## Aim of the task
Pictures stay out of the copy; set down each line of the listing below exactly.

------ Dataset entries ------

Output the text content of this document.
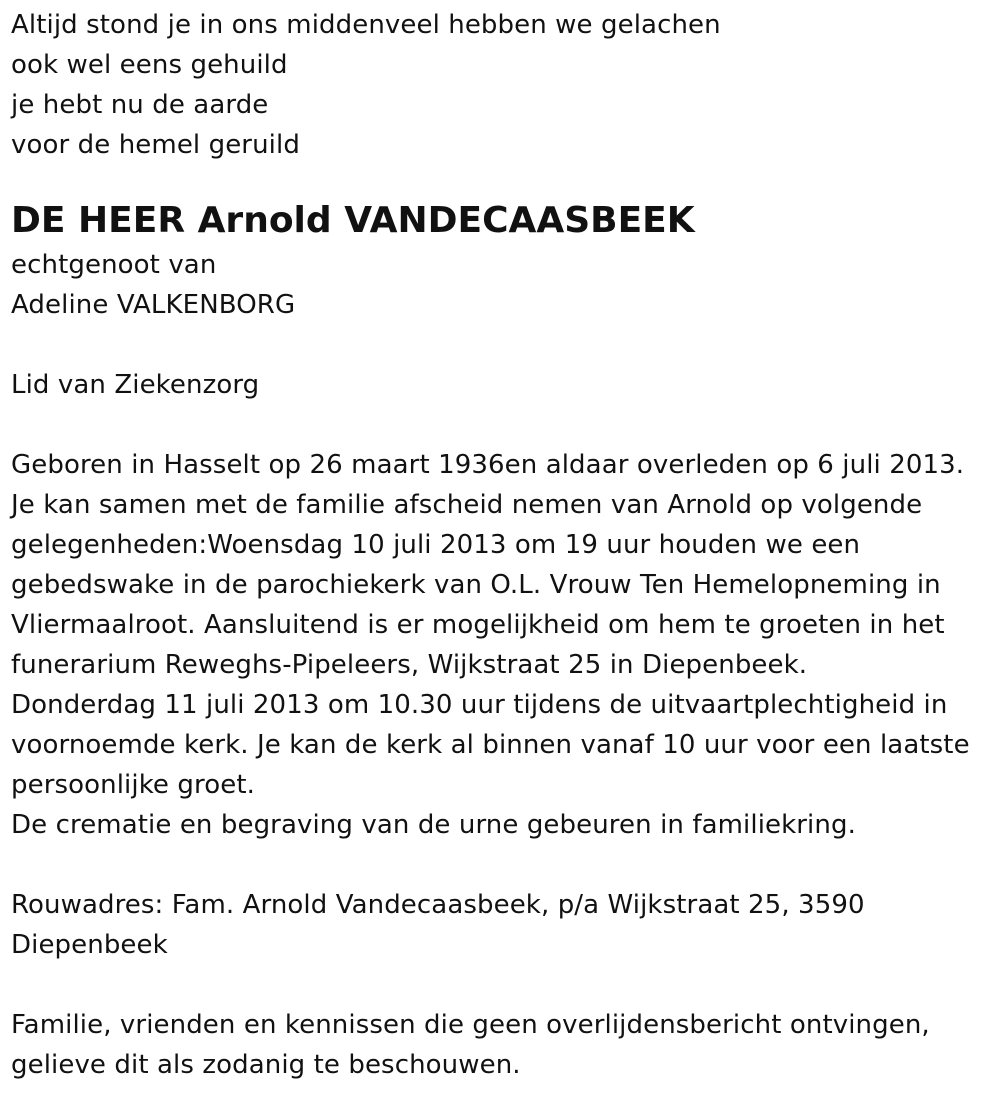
Altijd stond je in ons middenveel hebben we gelachen
ook wel eens gehuild
je hebt nu de aarde
voor de hemel geruild
DE HEER Arnold VANDECAASBEEK
echtgenoot van
Adeline VALKENBORG
Lid van Ziekenzorg
Geboren in Hasselt op 26 maart 1936en aldaar overleden op 6 juli 2013.
Je kan samen met de familie afscheid nemen van Arnold op volgende
gelegenheden:Woensdag 10 juli 2013 om 19 uur houden we een
gebedswake in de parochiekerk van O.L. Vrouw Ten Hemelopneming in
Vliermaalroot. Aansluitend is er mogelijkheid om hem te groeten in het
funerarium Reweghs-Pipeleers, Wijkstraat 25 in Diepenbeek.
Donderdag 11 juli 2013 om 10.30 uur tijdens de uitvaartplechtigheid in
voornoemde kerk. Je kan de kerk al binnen vanaf 10 uur voor een laatste
persoonlijke groet.
De crematie en begraving van de urne gebeuren in familiekring.
Rouwadres: Fam. Arnold Vandecaasbeek, p/a Wijkstraat 25, 3590
Diepenbeek
Familie, vrienden en kennissen die geen overlijdensbericht ontvingen,
gelieve dit als zodanig te beschouwen.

------

## Task result
Output the text content of this document.
Altijd stond je in ons middenveel hebben we gelachen
ook wel eens gehuild
je hebt nu de aarde
voor de hemel geruild
DE HEER Arnold VANDECAASBEEK
echtgenoot van
Adeline VALKENBORG
Lid van Ziekenzorg
Geboren in Hasselt op 26 maart 1936en aldaar overleden op 6 juli 2013.
Je kan samen met de familie afscheid nemen van Arnold op volgende
gelegenheden:Woensdag 10 juli 2013 om 19 uur houden we een
gebedswake in de parochiekerk van O.L. Vrouw Ten Hemelopneming in
Vliermaalroot. Aansluitend is er mogelijkheid om hem te groeten in het
funerarium Reweghs-Pipeleers, Wijkstraat 25 in Diepenbeek.
Donderdag 11 juli 2013 om 10.30 uur tijdens de uitvaartplechtigheid in
voornoemde kerk. Je kan de kerk al binnen vanaf 10 uur voor een laatste
persoonlijke groet.
De crematie en begraving van de urne gebeuren in familiekring.
Rouwadres: Fam. Arnold Vandecaasbeek, p/a Wijkstraat 25, 3590
Diepenbeek
Familie, vrienden en kennissen die geen overlijdensbericht ontvingen,
gelieve dit als zodanig te beschouwen.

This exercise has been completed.